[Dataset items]
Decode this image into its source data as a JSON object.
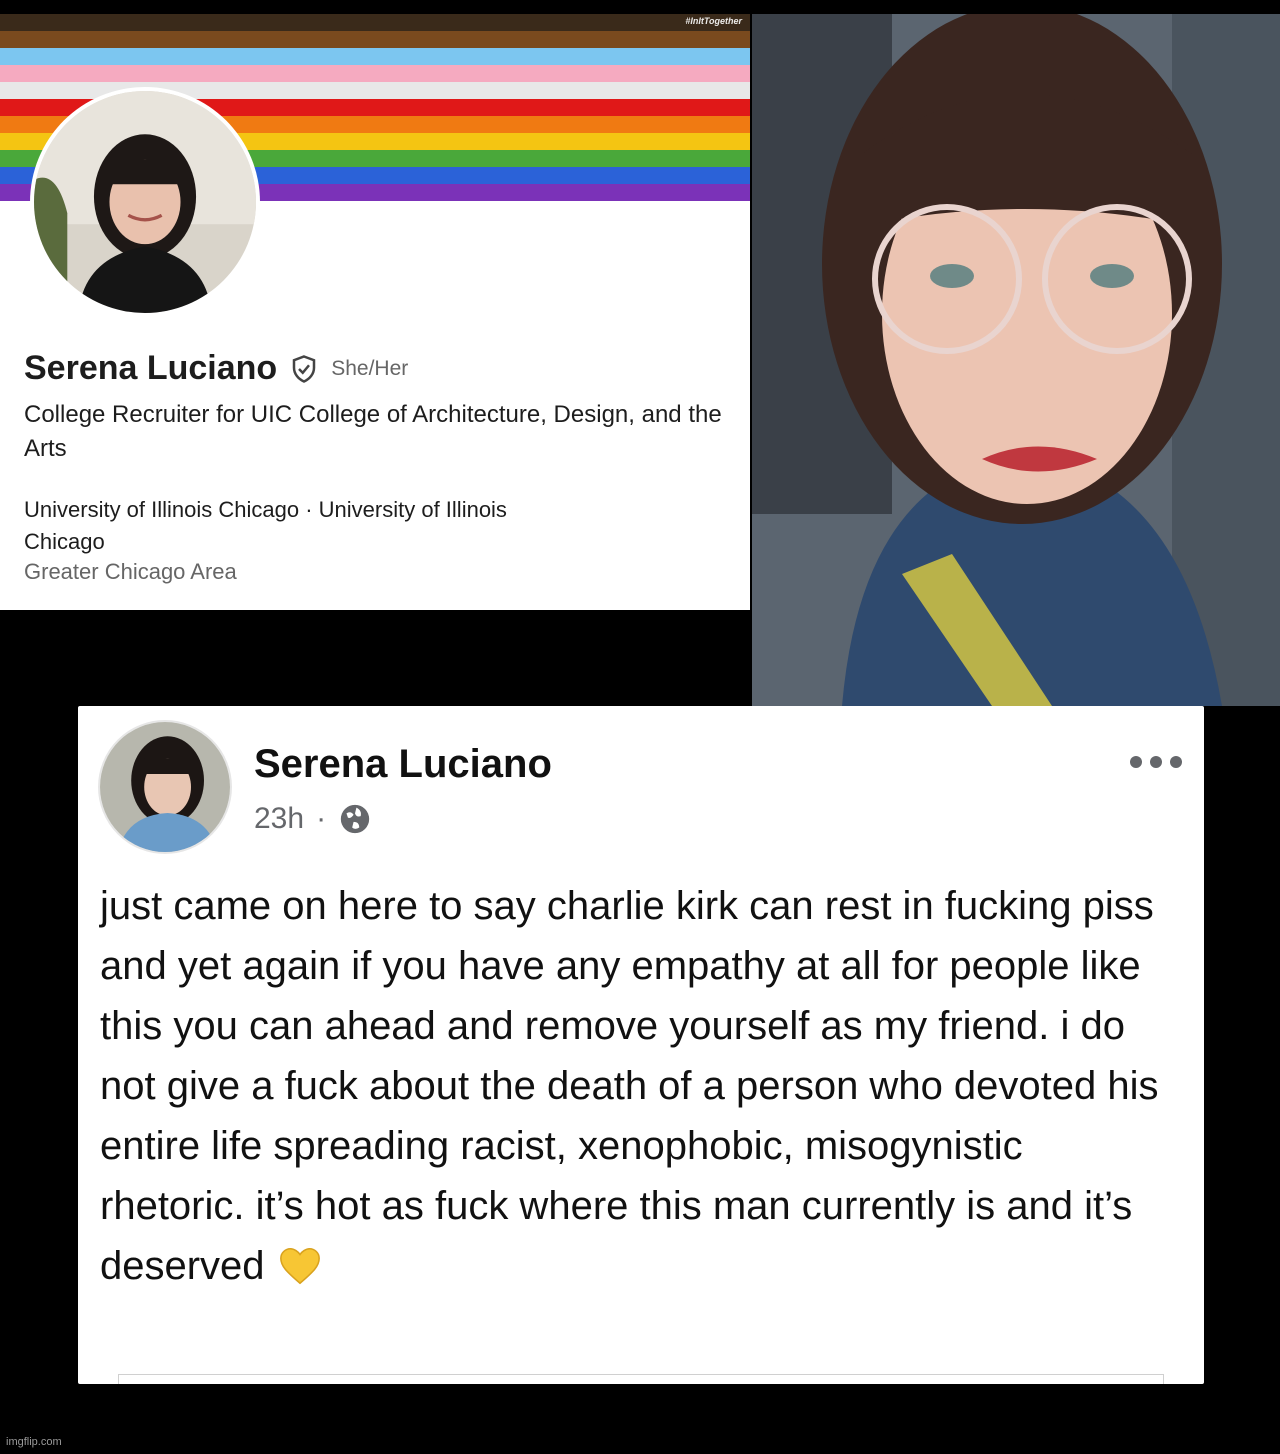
{
  "profile": {
    "banner_tag": "#InItTogether",
    "banner_colors": [
      "#3a2a1a",
      "#7a4a1e",
      "#7cc6f0",
      "#f5aac0",
      "#e8e8e8",
      "#e01818",
      "#f07a12",
      "#f4c512",
      "#4aa83a",
      "#2b62d8",
      "#7b32b8"
    ],
    "name": "Serena Luciano",
    "pronouns": "She/Her",
    "headline": "College Recruiter for UIC College of Architecture, Design, and the Arts",
    "education": "University of Illinois Chicago · University of Illinois Chicago",
    "location": "Greater Chicago Area"
  },
  "post": {
    "author": "Serena Luciano",
    "time": "23h",
    "separator": "·",
    "body": "just came on here to say charlie kirk can rest in fucking piss and yet again if you have any empathy at all for people like this you can ahead and remove yourself as my friend. i do not give a fuck about the death of a person who devoted his entire life spreading racist, xenophobic, misogynistic rhetoric. it’s hot as fuck where this man currently is and it’s deserved",
    "trailing_emoji": "yellow-heart-icon"
  },
  "watermark": "imgflip.com"
}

__Short task__.
Every line of the data should be copied as it stands, without the images.

__Solution below__.
Decode this image into its source data as a JSON object.
{
  "profile": {
    "banner_tag": "#InItTogether",
    "banner_colors": [
      "#3a2a1a",
      "#7a4a1e",
      "#7cc6f0",
      "#f5aac0",
      "#e8e8e8",
      "#e01818",
      "#f07a12",
      "#f4c512",
      "#4aa83a",
      "#2b62d8",
      "#7b32b8"
    ],
    "name": "Serena Luciano",
    "pronouns": "She/Her",
    "headline": "College Recruiter for UIC College of Architecture, Design, and the Arts",
    "education": "University of Illinois Chicago · University of Illinois Chicago",
    "location": "Greater Chicago Area"
  },
  "post": {
    "author": "Serena Luciano",
    "time": "23h",
    "separator": "·",
    "body": "just came on here to say charlie kirk can rest in fucking piss and yet again if you have any empathy at all for people like this you can ahead and remove yourself as my friend. i do not give a fuck about the death of a person who devoted his entire life spreading racist, xenophobic, misogynistic rhetoric. it’s hot as fuck where this man currently is and it’s deserved",
    "trailing_emoji": "yellow-heart-icon"
  },
  "watermark": "imgflip.com"
}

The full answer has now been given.